DATASET:
## begin

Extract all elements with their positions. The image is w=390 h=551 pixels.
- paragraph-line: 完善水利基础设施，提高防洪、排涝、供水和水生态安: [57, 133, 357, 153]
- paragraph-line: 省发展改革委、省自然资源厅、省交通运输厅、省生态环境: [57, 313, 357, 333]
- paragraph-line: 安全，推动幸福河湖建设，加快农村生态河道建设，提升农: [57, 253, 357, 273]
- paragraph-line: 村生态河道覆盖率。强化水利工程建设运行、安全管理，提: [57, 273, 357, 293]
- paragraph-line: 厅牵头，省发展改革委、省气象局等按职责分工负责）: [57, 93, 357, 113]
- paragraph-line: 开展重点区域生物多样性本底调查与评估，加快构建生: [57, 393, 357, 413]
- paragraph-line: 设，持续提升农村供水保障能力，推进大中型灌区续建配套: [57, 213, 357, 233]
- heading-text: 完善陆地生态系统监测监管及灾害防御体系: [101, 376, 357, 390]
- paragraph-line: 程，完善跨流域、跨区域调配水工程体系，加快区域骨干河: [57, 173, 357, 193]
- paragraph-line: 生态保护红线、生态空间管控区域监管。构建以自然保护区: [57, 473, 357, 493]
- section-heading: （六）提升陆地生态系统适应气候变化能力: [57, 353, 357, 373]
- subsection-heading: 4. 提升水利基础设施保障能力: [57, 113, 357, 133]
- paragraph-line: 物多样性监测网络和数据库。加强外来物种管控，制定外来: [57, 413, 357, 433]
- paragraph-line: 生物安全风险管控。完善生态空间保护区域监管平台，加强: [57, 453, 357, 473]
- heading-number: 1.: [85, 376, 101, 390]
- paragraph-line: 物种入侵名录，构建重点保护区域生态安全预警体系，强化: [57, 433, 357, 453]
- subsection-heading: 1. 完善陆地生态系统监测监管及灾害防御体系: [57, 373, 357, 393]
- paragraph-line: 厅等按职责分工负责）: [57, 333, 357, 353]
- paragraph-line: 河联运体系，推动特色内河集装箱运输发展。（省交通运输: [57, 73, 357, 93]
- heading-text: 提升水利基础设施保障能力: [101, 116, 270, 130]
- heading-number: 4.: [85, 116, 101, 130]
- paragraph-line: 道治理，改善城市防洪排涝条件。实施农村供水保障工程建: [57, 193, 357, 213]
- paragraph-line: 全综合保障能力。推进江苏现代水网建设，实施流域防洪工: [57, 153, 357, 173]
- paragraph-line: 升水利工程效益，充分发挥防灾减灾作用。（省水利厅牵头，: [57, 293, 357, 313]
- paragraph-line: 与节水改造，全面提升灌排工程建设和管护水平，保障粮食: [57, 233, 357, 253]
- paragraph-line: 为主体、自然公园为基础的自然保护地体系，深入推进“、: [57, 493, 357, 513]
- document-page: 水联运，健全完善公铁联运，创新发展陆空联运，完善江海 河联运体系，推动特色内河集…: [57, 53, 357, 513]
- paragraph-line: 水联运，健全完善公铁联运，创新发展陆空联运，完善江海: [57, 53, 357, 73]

## end

WRITTEN REQUEST: Update the entries from their first line through the line containing "- paragraph-line: 厅牵头，省发展改革委、省气象局等按职责分工负责）: [57, 93, 357, 113]" by putting "coordinates" in place of "positions", keeping everything else the same.

COMPLETE OUTPUT:
Extract all elements with their coordinates. The image is w=390 h=551 pixels.
- paragraph-line: 完善水利基础设施，提高防洪、排涝、供水和水生态安: [57, 133, 357, 153]
- paragraph-line: 省发展改革委、省自然资源厅、省交通运输厅、省生态环境: [57, 313, 357, 333]
- paragraph-line: 安全，推动幸福河湖建设，加快农村生态河道建设，提升农: [57, 253, 357, 273]
- paragraph-line: 村生态河道覆盖率。强化水利工程建设运行、安全管理，提: [57, 273, 357, 293]
- paragraph-line: 厅牵头，省发展改革委、省气象局等按职责分工负责）: [57, 93, 357, 113]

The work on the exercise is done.